* _What to produce_
Gather up every line that includes the string "último".

Collected data:
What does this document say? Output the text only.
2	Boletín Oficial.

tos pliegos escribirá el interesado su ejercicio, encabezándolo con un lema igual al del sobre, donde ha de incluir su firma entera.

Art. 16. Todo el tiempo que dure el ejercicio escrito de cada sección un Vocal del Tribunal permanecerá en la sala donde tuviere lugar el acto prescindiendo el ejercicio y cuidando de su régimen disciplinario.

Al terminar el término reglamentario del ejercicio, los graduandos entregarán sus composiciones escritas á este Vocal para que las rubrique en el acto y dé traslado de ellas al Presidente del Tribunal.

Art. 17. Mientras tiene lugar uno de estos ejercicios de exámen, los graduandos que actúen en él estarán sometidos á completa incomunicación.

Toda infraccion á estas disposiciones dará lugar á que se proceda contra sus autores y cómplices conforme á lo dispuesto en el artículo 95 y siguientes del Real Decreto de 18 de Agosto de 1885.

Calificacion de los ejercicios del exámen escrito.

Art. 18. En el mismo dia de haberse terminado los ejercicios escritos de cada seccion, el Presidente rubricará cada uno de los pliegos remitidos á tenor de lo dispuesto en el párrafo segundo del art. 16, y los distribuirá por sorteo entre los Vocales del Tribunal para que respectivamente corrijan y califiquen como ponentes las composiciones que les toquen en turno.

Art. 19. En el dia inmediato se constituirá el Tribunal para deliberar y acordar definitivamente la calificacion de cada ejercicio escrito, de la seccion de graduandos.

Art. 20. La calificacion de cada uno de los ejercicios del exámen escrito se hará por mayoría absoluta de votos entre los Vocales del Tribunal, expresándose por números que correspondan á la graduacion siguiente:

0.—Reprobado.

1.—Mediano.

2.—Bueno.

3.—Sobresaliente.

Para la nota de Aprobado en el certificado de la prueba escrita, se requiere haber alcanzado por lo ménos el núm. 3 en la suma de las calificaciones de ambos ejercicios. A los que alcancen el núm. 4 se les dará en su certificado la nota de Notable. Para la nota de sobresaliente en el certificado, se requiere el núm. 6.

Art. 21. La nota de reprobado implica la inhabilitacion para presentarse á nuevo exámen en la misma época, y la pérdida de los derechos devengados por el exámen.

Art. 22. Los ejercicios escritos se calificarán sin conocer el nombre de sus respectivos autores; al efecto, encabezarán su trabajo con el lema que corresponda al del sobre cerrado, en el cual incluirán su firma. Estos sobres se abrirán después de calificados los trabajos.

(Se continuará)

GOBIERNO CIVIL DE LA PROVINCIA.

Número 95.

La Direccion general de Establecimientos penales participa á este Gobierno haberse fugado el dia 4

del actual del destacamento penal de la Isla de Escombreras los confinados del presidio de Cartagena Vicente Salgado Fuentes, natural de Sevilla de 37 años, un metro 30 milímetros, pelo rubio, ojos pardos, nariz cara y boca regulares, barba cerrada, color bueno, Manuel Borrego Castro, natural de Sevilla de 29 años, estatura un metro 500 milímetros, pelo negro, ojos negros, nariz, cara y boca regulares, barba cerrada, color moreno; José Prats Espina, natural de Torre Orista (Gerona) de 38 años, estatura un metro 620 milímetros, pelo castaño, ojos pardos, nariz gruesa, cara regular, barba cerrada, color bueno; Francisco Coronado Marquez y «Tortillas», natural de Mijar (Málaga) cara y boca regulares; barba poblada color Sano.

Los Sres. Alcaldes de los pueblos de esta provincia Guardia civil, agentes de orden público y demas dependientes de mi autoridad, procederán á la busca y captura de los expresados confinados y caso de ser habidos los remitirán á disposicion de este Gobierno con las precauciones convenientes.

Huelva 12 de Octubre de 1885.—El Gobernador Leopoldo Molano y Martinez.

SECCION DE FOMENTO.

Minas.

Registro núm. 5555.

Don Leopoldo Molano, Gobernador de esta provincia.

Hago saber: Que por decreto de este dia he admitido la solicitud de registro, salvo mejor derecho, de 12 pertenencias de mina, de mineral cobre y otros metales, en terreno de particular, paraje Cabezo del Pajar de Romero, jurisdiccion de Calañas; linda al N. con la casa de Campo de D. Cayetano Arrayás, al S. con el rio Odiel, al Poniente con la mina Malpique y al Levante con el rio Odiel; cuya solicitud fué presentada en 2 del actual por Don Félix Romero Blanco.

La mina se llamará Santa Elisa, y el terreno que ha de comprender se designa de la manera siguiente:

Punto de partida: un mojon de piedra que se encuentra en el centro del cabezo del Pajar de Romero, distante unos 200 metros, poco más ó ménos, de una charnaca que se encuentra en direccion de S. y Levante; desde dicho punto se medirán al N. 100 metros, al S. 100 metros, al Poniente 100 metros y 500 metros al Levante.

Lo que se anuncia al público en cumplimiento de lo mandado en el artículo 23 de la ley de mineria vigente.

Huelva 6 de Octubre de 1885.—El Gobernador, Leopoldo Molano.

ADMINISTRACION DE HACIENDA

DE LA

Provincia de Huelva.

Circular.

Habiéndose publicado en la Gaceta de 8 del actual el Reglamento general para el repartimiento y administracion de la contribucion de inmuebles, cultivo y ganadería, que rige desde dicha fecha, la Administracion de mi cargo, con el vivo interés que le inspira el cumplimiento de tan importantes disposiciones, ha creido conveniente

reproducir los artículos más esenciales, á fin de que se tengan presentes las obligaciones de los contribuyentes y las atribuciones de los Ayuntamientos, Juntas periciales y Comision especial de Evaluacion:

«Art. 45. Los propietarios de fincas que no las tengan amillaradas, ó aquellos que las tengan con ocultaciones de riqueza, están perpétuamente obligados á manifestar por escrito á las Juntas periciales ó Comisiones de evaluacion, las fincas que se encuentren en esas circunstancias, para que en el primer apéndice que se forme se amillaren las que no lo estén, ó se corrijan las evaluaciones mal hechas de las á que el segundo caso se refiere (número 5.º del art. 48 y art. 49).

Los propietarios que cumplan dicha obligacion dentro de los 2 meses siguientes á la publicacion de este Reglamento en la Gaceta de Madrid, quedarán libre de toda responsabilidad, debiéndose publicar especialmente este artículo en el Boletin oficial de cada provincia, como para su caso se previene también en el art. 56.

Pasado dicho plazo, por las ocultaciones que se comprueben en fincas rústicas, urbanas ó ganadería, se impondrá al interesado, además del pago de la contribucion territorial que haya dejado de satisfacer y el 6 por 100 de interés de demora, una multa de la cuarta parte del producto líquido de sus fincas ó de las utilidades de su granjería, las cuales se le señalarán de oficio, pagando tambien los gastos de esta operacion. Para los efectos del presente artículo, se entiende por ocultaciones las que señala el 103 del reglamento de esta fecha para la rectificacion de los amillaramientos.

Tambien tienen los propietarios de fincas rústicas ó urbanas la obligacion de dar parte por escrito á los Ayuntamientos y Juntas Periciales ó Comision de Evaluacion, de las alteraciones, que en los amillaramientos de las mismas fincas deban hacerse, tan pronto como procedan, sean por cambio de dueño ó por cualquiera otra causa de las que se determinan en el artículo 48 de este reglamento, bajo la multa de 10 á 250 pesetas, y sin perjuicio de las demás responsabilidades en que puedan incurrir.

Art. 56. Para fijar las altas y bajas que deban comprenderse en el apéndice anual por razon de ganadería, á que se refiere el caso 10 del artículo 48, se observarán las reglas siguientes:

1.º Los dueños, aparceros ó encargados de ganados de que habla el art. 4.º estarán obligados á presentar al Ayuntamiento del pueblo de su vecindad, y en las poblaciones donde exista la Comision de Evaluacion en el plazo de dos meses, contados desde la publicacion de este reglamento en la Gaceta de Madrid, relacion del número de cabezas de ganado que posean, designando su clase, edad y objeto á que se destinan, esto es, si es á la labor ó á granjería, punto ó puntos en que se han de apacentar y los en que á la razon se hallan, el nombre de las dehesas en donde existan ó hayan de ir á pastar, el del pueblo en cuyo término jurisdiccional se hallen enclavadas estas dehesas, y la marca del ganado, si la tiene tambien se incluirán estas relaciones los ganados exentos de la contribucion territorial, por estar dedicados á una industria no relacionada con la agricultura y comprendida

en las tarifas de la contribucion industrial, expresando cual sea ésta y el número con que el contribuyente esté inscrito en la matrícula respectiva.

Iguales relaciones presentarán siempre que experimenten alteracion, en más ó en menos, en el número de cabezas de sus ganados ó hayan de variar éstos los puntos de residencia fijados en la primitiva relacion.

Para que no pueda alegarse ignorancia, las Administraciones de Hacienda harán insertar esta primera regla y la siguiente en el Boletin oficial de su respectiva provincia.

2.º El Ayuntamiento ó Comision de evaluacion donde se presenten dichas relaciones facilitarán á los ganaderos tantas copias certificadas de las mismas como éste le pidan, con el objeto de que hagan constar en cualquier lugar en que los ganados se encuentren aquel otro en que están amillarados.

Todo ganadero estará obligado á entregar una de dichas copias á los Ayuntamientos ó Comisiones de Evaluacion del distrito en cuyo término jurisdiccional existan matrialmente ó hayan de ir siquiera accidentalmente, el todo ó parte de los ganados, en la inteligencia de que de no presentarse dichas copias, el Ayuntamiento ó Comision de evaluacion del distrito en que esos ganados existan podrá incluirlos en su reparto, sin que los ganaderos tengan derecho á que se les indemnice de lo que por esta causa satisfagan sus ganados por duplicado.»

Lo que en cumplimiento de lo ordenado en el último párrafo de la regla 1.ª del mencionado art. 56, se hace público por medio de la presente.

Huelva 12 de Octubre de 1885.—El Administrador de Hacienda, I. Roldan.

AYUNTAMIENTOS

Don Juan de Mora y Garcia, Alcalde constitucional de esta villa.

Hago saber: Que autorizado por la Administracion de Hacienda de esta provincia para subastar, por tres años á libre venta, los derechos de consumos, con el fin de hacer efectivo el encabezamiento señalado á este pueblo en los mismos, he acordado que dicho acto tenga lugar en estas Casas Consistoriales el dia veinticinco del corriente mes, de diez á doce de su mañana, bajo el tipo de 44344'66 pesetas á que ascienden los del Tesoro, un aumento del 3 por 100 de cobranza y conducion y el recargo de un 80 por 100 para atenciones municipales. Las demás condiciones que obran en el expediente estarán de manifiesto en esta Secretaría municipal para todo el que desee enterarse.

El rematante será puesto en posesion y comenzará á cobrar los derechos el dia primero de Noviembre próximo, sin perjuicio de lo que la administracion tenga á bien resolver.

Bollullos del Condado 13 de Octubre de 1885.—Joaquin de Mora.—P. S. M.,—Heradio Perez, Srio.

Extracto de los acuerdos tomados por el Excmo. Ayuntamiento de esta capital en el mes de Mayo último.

* _Answer to the exercise_
Lo que en cumplimiento de lo ordenado en el último párrafo de la regla 1.ª del mencionado art. 56, se hace público por medio de la presente.
Extracto de los acuerdos tomados por el Excmo. Ayuntamiento de esta capital en el mes de Mayo último.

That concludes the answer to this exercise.